Extracted data entries
######
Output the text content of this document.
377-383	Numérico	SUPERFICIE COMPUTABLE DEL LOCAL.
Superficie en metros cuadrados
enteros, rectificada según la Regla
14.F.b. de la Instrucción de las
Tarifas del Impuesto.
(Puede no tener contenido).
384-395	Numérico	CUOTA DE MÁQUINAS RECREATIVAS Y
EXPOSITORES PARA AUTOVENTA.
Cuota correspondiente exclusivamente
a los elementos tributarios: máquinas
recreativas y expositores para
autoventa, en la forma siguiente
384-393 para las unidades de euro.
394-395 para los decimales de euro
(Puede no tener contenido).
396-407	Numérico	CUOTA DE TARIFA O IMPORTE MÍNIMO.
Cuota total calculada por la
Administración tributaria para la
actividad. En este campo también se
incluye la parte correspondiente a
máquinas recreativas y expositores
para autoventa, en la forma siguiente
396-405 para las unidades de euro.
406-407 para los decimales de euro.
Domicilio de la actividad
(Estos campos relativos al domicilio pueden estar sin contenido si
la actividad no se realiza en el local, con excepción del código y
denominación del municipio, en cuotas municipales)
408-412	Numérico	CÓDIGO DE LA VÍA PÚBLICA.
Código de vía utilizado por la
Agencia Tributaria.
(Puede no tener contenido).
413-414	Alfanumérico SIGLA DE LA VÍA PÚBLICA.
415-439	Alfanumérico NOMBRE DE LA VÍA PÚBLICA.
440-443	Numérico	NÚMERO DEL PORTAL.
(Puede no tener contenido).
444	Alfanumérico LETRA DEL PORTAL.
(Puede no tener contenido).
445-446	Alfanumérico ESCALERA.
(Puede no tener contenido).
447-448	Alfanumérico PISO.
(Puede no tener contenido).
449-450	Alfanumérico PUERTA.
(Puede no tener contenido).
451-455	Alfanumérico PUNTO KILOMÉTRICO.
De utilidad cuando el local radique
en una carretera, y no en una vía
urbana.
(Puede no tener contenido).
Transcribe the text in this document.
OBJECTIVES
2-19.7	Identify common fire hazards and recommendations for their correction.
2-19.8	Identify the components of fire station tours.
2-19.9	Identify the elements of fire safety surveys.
######
PROBLEM TO SOLVE
Identify lines with the string "fire". Copy each one.

COMPLETE ANSWER
2-19.7	Identify common fire hazards and recommendations for their correction.
2-19.8	Identify the components of fire station tours.
2-19.9	Identify the elements of fire safety surveys.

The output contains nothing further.